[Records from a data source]
————————

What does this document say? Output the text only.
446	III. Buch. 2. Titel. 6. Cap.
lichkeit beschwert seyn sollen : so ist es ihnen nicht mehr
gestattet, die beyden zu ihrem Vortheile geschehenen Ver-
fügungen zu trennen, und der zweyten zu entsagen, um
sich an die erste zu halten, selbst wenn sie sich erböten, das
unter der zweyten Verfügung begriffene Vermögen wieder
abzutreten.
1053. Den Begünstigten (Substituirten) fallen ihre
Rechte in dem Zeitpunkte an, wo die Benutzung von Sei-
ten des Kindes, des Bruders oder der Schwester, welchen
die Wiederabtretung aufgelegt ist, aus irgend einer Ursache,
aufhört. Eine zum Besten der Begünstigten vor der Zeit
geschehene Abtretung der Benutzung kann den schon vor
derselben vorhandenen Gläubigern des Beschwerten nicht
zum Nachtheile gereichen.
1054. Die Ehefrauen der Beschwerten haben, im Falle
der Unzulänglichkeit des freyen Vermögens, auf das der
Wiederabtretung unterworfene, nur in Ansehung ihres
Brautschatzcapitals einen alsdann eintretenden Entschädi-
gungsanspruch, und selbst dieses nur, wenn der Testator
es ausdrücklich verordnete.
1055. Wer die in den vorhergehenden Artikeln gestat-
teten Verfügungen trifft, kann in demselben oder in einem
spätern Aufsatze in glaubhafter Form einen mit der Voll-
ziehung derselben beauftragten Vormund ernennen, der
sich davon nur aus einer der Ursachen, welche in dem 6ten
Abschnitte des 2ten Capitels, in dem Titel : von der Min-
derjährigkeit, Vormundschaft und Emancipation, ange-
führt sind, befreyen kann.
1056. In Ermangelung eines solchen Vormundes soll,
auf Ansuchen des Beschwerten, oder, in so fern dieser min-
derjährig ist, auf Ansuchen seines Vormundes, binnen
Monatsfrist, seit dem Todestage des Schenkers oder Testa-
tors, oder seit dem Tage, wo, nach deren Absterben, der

————————

REQUEST:
For the listing above, identify each line bearing "Benutzung".

REPLY TO THE EXERCISE:
Rechte in dem Zeitpunkte an, wo die Benutzung von Sei-
geschehene Abtretung der Benutzung kann den schon vor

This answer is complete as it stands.